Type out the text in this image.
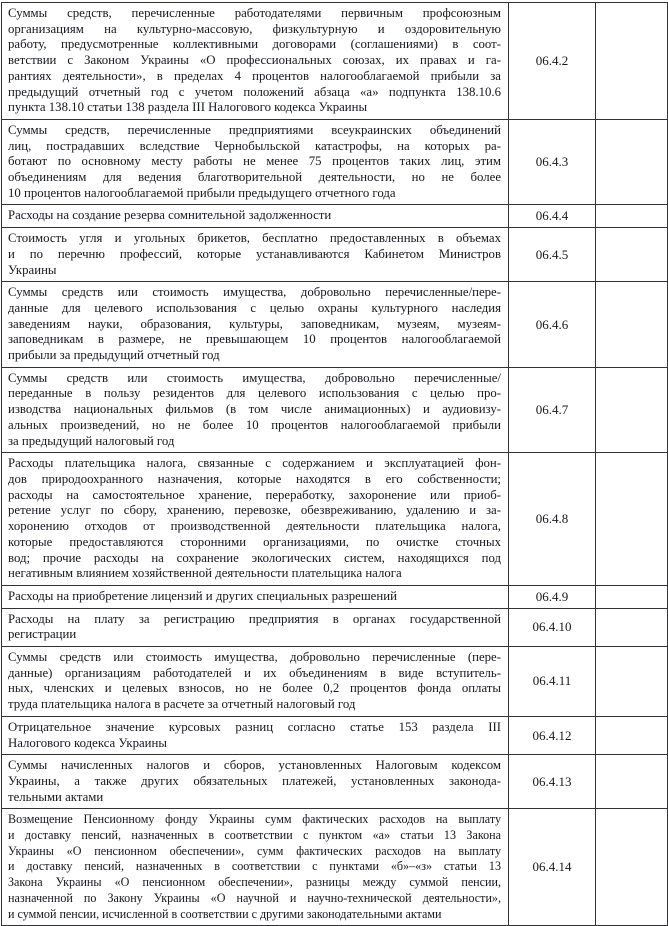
Суммы средств, перечисленные работодателями первичным профсоюзным
организациям на культурно-массовую, физкультурную и оздоровительную
работу, предусмотренные коллективными договорами (соглашениями) в соот-
ветствии с Законом Украины «О профессиональных союзах, их правах и га-
рантиях деятельности», в пределах 4 процентов налогооблагаемой прибыли за
предыдущий отчетный год с учетом положений абзаца «а» подпункта 138.10.6
пункта 138.10 статьи 138 раздела III Налогового кодекса Украины
	06.4.2	

Суммы средств, перечисленные предприятиями всеукраинских объединений
лиц, пострадавших вследствие Чернобыльской катастрофы, на которых ра-
ботают по основному месту работы не менее 75 процентов таких лиц, этим
объединениям для ведения благотворительной деятельности, но не более
10 процентов налогооблагаемой прибыли предыдущего отчетного года	06.4.3	

Расходы на создание резерва сомнительной задолженности	06.4.4	

Стоимость угля и угольных брикетов, бесплатно предоставленных в объемах
и по перечню профессий, которые устанавливаются Кабинетом Министров
Украины	06.4.5	

Суммы средств или стоимость имущества, добровольно перечисленные/пере-
данные для целевого использования с целью охраны культурного наследия
заведениям науки, образования, культуры, заповедникам, музеям, музеям-
заповедникам в размере, не превышающем 10 процентов налогооблагаемой
прибыли за предыдущий отчетный год	06.4.6	

Суммы средств или стоимость имущества, добровольно перечисленные/
переданные в пользу резидентов для целевого использования с целью про-
изводства национальных фильмов (в том числе анимационных) и аудиовизу-
альных произведений, но не более 10 процентов налогооблагаемой прибыли
за предыдущий налоговый год	06.4.7	

Расходы плательщика налога, связанные с содержанием и эксплуатацией фон-
дов природоохранного назначения, которые находятся в его собственности;
расходы на самостоятельное хранение, переработку, захоронение или приоб-
ретение услуг по сбору, хранению, перевозке, обезвреживанию, удалению и за-
хоронению отходов от производственной деятельности плательщика налога,
которые предоставляются сторонними организациями, по очистке сточных
вод; прочие расходы на сохранение экологических систем, находящихся под
негативным влиянием хозяйственной деятельности плательщика налога
	06.4.8	

Расходы на приобретение лицензий и других специальных разрешений	06.4.9	

Расходы на плату за регистрацию предприятия в органах государственной
регистрации	06.4.10	

Суммы средств или стоимость имущества, добровольно перечисленные (пере-
данные) организациям работодателей и их объединениям в виде вступитель-
ных, членских и целевых взносов, но не более 0,2 процентов фонда оплаты
труда плательщика налога в расчете за отчетный налоговый год	06.4.11	

Отрицательное значение курсовых разниц согласно статье 153 раздела III
Налогового кодекса Украины	06.4.12	

Суммы начисленных налогов и сборов, установленных Налоговым кодексом
Украины, а также других обязательных платежей, установленных законода-
тельными актами	06.4.13	

Возмещение Пенсионному фонду Украины сумм фактических расходов на выплату
и доставку пенсий, назначенных в соответствии с пунктом «а» статьи 13 Закона
Украины «О пенсионном обеспечении», сумм фактических расходов на выплату
и доставку пенсий, назначенных в соответствии с пунктами «б»–«з» статьи 13
Закона Украины «О пенсионном обеспечении», разницы между суммой пенсии,
назначенной по Закону Украины «О научной и научно-технической деятельности»,
и суммой пенсии, исчисленной в соответствии с другими законодательными актами
	06.4.14	
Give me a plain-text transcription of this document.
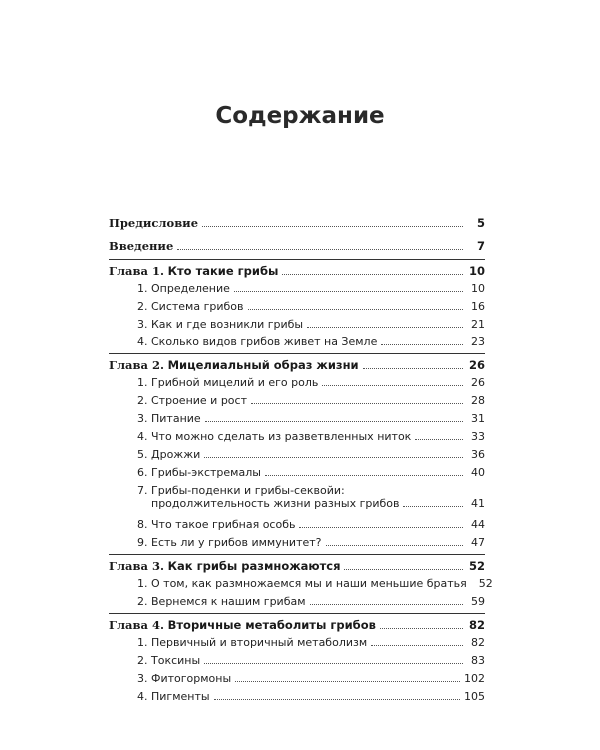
Содержание
Предисловие	5
Введение	7
Глава 1. Кто такие грибы	10
1. Определение	10
2. Система грибов	16
3. Как и где возникли грибы	21
4. Сколько видов грибов живет на Земле	23
Глава 2. Мицелиальный образ жизни	26
1. Грибной мицелий и его роль	26
2. Строение и рост	28
3. Питание	31
4. Что можно сделать из разветвленных ниток	33
5. Дрожжи	36
6. Грибы-экстремалы	40
7. Грибы-поденки и грибы-секвойи:
продолжительность жизни разных грибов	41
8. Что такое грибная особь	44
9. Есть ли у грибов иммунитет?	47
Глава 3. Как грибы размножаются	52
1. О том, как размножаемся мы и наши меньшие братья	52
2. Вернемся к нашим грибам	59
Глава 4. Вторичные метаболиты грибов	82
1. Первичный и вторичный метаболизм	82
2. Токсины	83
3. Фитогормоны	102
4. Пигменты	105
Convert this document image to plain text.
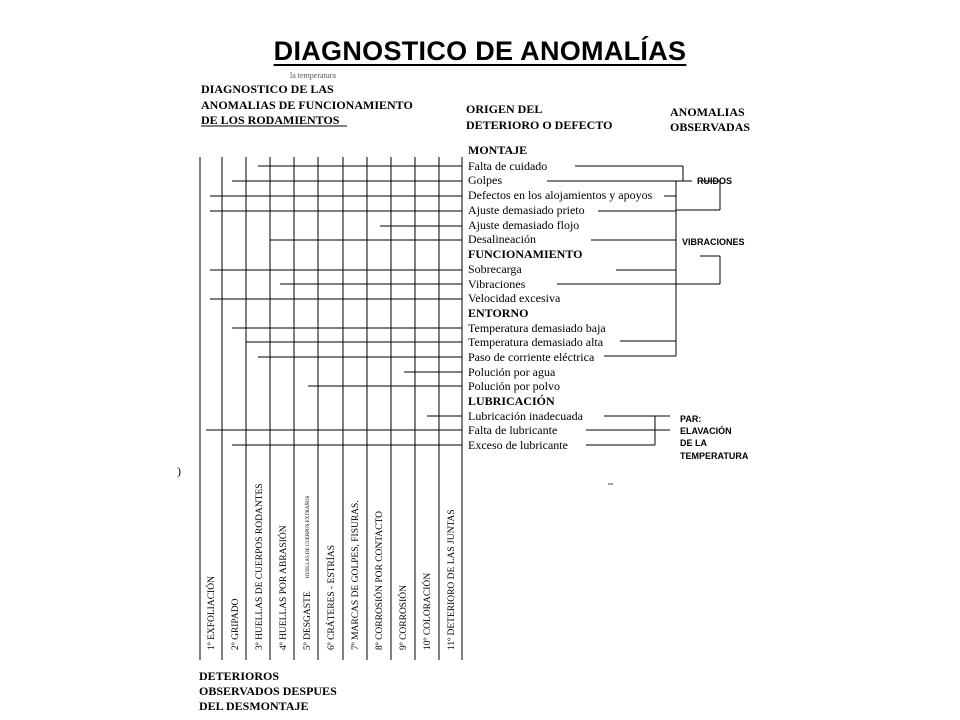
DIAGNOSTICO DE ANOMALÍAS
la temperatura
DIAGNOSTICO DE LAS
ANOMALIAS DE FUNCIONAMIENTO
DE LOS RODAMIENTOS
ORIGEN DEL
DETERIORO O DEFECTO
ANOMALIAS
OBSERVADAS
MONTAJE
Falta de cuidado
Golpes
Defectos en los alojamientos y apoyos
Ajuste demasiado prieto
Ajuste demasiado flojo
Desalineación
FUNCIONAMIENTO
Sobrecarga
Vibraciones
Velocidad excesiva
ENTORNO
Temperatura demasiado baja
Temperatura demasiado alta
Paso de corriente eléctrica
Polución por agua
Polución por polvo
LUBRICACIÓN
Lubricación inadecuada
Falta de lubricante
Exceso de lubricante
RUIDOS
VIBRACIONES
PAR:
ELAVACIÓN
DE LA
TEMPERATURA
1º EXFOLIACIÓN 2º GRIPADO 3º HUELLAS DE CUERPOS RODANTES 4º HUELLAS POR ABRASIÓN 5º DESGASTE
HUELLAS DE CUERPOS EXTRAÑOS
6º CRÁTERES - ESTRÍAS 7º MARCAS DE GOLPES, FISURAS. 8º CORROSIÓN POR CONTACTO 9º CORROSIÓN 10º COLORACIÓN 11º DETERIORO DE LAS JUNTAS
DETERIOROS
OBSERVADOS DESPUES
DEL DESMONTAJE
)
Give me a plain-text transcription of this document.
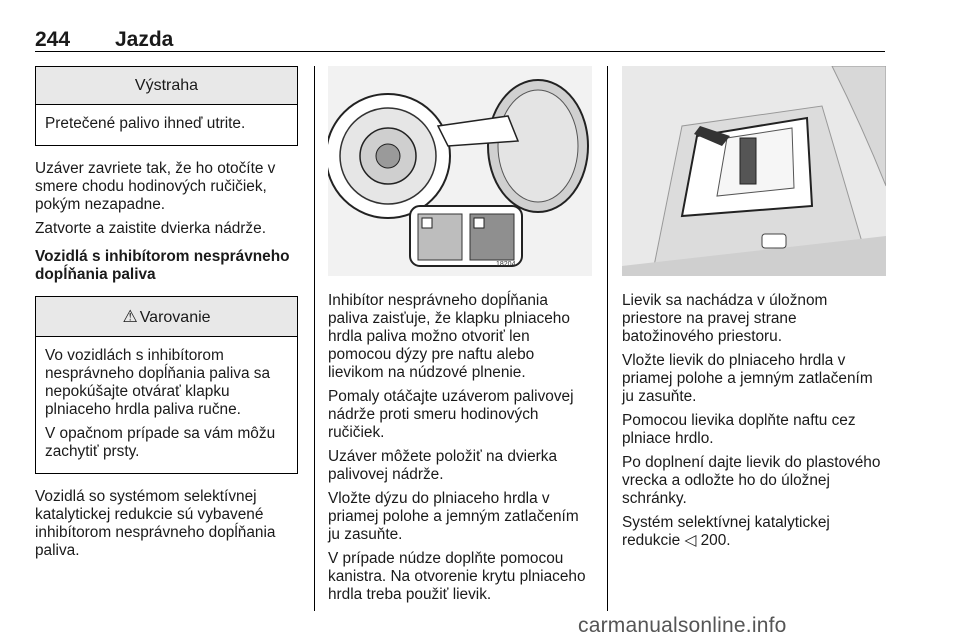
244 Jazda
Výstraha

Pretečené palivo ihneď utrite.

Uzáver zavriete tak, že ho otočíte v smere chodu hodinových ručičiek, pokým nezapadne.

Zatvorte a zaistite dvierka nádrže.

Vozidlá s inhibítorom nesprávneho dopĺňania paliva

⚠ Varovanie

Vo vozidlách s inhibítorom nesprávneho dopĺňania paliva sa nepokúšajte otvárať klapku plniaceho hrdla paliva ručne.

V opačnom prípade sa vám môžu zachytiť prsty.

Vozidlá so systémom selektívnej katalytickej redukcie sú vybavené inhibítorom nesprávneho dopĺňania paliva.

18204

Inhibítor nesprávneho dopĺňania paliva zaisťuje, že klapku plniaceho hrdla paliva možno otvoriť len pomocou dýzy pre naftu alebo lievikom na núdzové plnenie.

Pomaly otáčajte uzáverom palivovej nádrže proti smeru hodinových ručičiek.

Uzáver môžete položiť na dvierka palivovej nádrže.

Vložte dýzu do plniaceho hrdla v priamej polohe a jemným zatlačením ju zasuňte.

V prípade núdze doplňte pomocou kanistra. Na otvorenie krytu plniaceho hrdla treba použiť lievik.

Lievik sa nachádza v úložnom priestore na pravej strane batožinového priestoru.

Vložte lievik do plniaceho hrdla v priamej polohe a jemným zatlačením ju zasuňte.

Pomocou lievika doplňte naftu cez plniace hrdlo.

Po doplnení dajte lievik do plastového vrecka a odložte ho do úložnej schránky.

Systém selektívnej katalytickej redukcie ◁ 200.

carmanualsonline.info
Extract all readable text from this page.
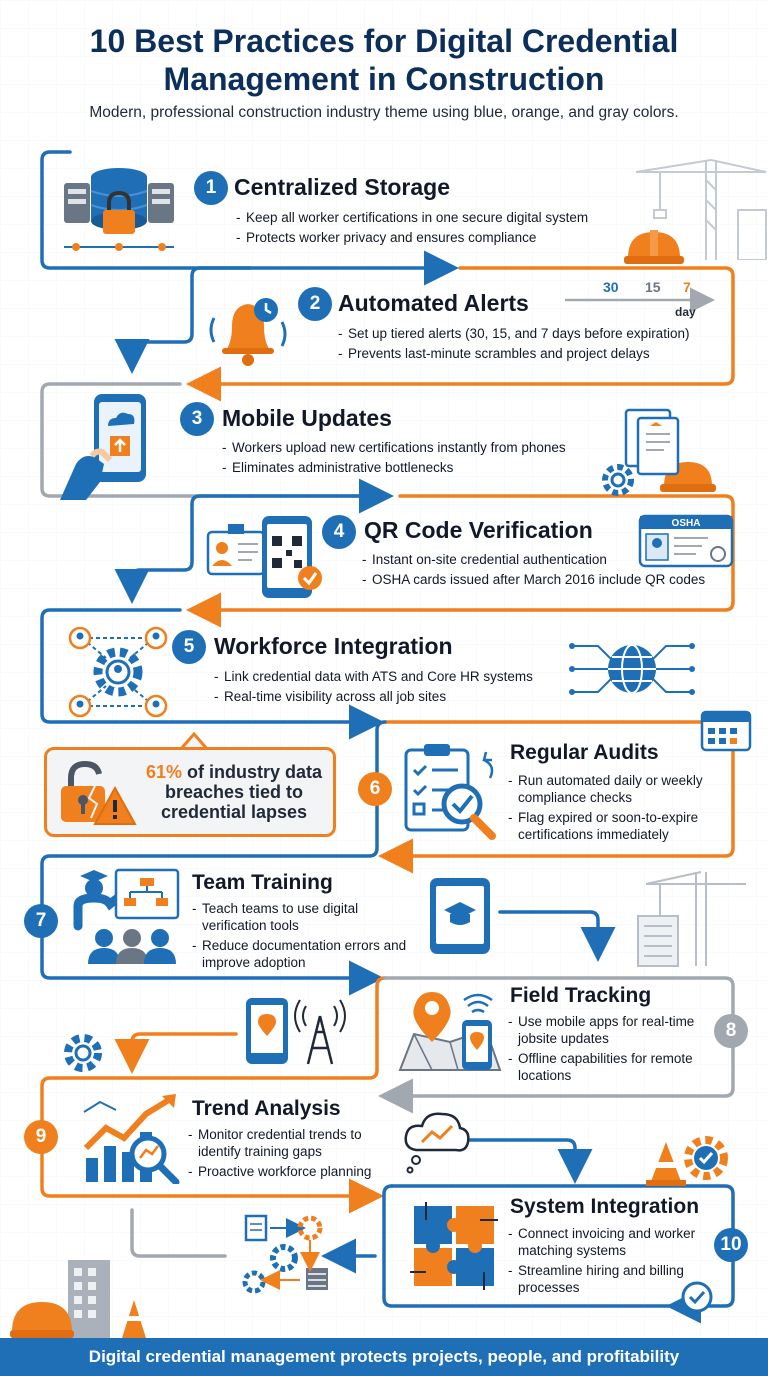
10 Best Practices for Digital Credential Management in Construction
Modern, professional construction industry theme using blue, orange, and gray colors.
1 Centralized Storage
- Keep all worker certifications in one secure digital system
- Protects worker privacy and ensures compliance
2 Automated Alerts
30 15 7
day
- Set up tiered alerts (30, 15, and 7 days before expiration)
- Prevents last-minute scrambles and project delays
3 Mobile Updates
- Workers upload new certifications instantly from phones
- Eliminates administrative bottlenecks
4 QR Code Verification
- Instant on-site credential authentication
- OSHA cards issued after March 2016 include QR codes
OSHA
5 Workforce Integration
- Link credential data with ATS and Core HR systems
- Real-time visibility across all job sites
61% of industry data breaches tied to credential lapses
6
Regular Audits
- Run automated daily or weekly compliance checks
- Flag expired or soon-to-expire certifications immediately
7
Team Training
- Teach teams to use digital verification tools
- Reduce documentation errors and improve adoption
Field Tracking
- Use mobile apps for real-time jobsite updates
- Offline capabilities for remote locations
8
9
Trend Analysis
- Monitor credential trends to identify training gaps
- Proactive workforce planning
System Integration
- Connect invoicing and worker matching systems
- Streamline hiring and billing processes
10
Digital credential management protects projects, people, and profitability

--------

Give only the number of lines in the data that include the string "inhibítorom".

3